▶ [Goal of the exercise]
Your task is to print the material below exactly as presented.

· · ·

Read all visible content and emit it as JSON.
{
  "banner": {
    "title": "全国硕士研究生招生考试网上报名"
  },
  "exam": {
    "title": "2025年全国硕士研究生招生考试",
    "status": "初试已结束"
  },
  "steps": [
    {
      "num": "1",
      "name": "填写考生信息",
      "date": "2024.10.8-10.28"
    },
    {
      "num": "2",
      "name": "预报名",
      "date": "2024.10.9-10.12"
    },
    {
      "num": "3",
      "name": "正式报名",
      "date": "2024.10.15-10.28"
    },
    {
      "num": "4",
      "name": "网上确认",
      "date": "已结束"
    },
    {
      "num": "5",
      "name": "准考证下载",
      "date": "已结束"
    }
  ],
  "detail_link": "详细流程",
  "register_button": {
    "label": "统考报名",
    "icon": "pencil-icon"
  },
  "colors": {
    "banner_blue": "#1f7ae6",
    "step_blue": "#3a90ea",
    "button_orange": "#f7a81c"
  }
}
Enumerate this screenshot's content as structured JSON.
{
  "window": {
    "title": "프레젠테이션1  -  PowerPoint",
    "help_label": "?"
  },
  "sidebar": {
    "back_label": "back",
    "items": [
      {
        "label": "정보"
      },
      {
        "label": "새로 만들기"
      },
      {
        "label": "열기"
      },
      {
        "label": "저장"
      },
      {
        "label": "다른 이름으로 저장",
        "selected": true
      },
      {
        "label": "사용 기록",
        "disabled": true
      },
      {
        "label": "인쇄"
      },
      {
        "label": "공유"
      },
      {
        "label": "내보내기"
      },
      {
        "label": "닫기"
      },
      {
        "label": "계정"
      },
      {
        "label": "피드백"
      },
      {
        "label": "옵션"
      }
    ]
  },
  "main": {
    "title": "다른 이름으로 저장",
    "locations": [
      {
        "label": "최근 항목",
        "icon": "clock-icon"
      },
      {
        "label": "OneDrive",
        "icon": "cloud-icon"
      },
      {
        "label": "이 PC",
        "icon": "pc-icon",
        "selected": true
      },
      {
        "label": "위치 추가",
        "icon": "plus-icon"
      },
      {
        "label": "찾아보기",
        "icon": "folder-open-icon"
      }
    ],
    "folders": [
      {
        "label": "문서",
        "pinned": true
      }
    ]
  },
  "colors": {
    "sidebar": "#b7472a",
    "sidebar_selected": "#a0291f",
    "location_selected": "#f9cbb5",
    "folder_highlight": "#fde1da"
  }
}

· · ·

▶ [Full response]
Read all visible content and emit it as JSON.
{
  "banner": {
    "title": "全国硕士研究生招生考试网上报名"
  },
  "exam": {
    "title": "2025年全国硕士研究生招生考试",
    "status": "初试已结束"
  },
  "steps": [
    {
      "num": "1",
      "name": "填写考生信息",
      "date": "2024.10.8-10.28"
    },
    {
      "num": "2",
      "name": "预报名",
      "date": "2024.10.9-10.12"
    },
    {
      "num": "3",
      "name": "正式报名",
      "date": "2024.10.15-10.28"
    },
    {
      "num": "4",
      "name": "网上确认",
      "date": "已结束"
    },
    {
      "num": "5",
      "name": "准考证下载",
      "date": "已结束"
    }
  ],
  "detail_link": "详细流程",
  "register_button": {
    "label": "统考报名",
    "icon": "pencil-icon"
  },
  "colors": {
    "banner_blue": "#1f7ae6",
    "step_blue": "#3a90ea",
    "button_orange": "#f7a81c"
  }
}
Enumerate this screenshot's content as structured JSON.
{
  "window": {
    "title": "프레젠테이션1  -  PowerPoint",
    "help_label": "?"
  },
  "sidebar": {
    "back_label": "back",
    "items": [
      {
        "label": "정보"
      },
      {
        "label": "새로 만들기"
      },
      {
        "label": "열기"
      },
      {
        "label": "저장"
      },
      {
        "label": "다른 이름으로 저장",
        "selected": true
      },
      {
        "label": "사용 기록",
        "disabled": true
      },
      {
        "label": "인쇄"
      },
      {
        "label": "공유"
      },
      {
        "label": "내보내기"
      },
      {
        "label": "닫기"
      },
      {
        "label": "계정"
      },
      {
        "label": "피드백"
      },
      {
        "label": "옵션"
      }
    ]
  },
  "main": {
    "title": "다른 이름으로 저장",
    "locations": [
      {
        "label": "최근 항목",
        "icon": "clock-icon"
      },
      {
        "label": "OneDrive",
        "icon": "cloud-icon"
      },
      {
        "label": "이 PC",
        "icon": "pc-icon",
        "selected": true
      },
      {
        "label": "위치 추가",
        "icon": "plus-icon"
      },
      {
        "label": "찾아보기",
        "icon": "folder-open-icon"
      }
    ],
    "folders": [
      {
        "label": "문서",
        "pinned": true
      }
    ]
  },
  "colors": {
    "sidebar": "#b7472a",
    "sidebar_selected": "#a0291f",
    "location_selected": "#f9cbb5",
    "folder_highlight": "#fde1da"
  }
}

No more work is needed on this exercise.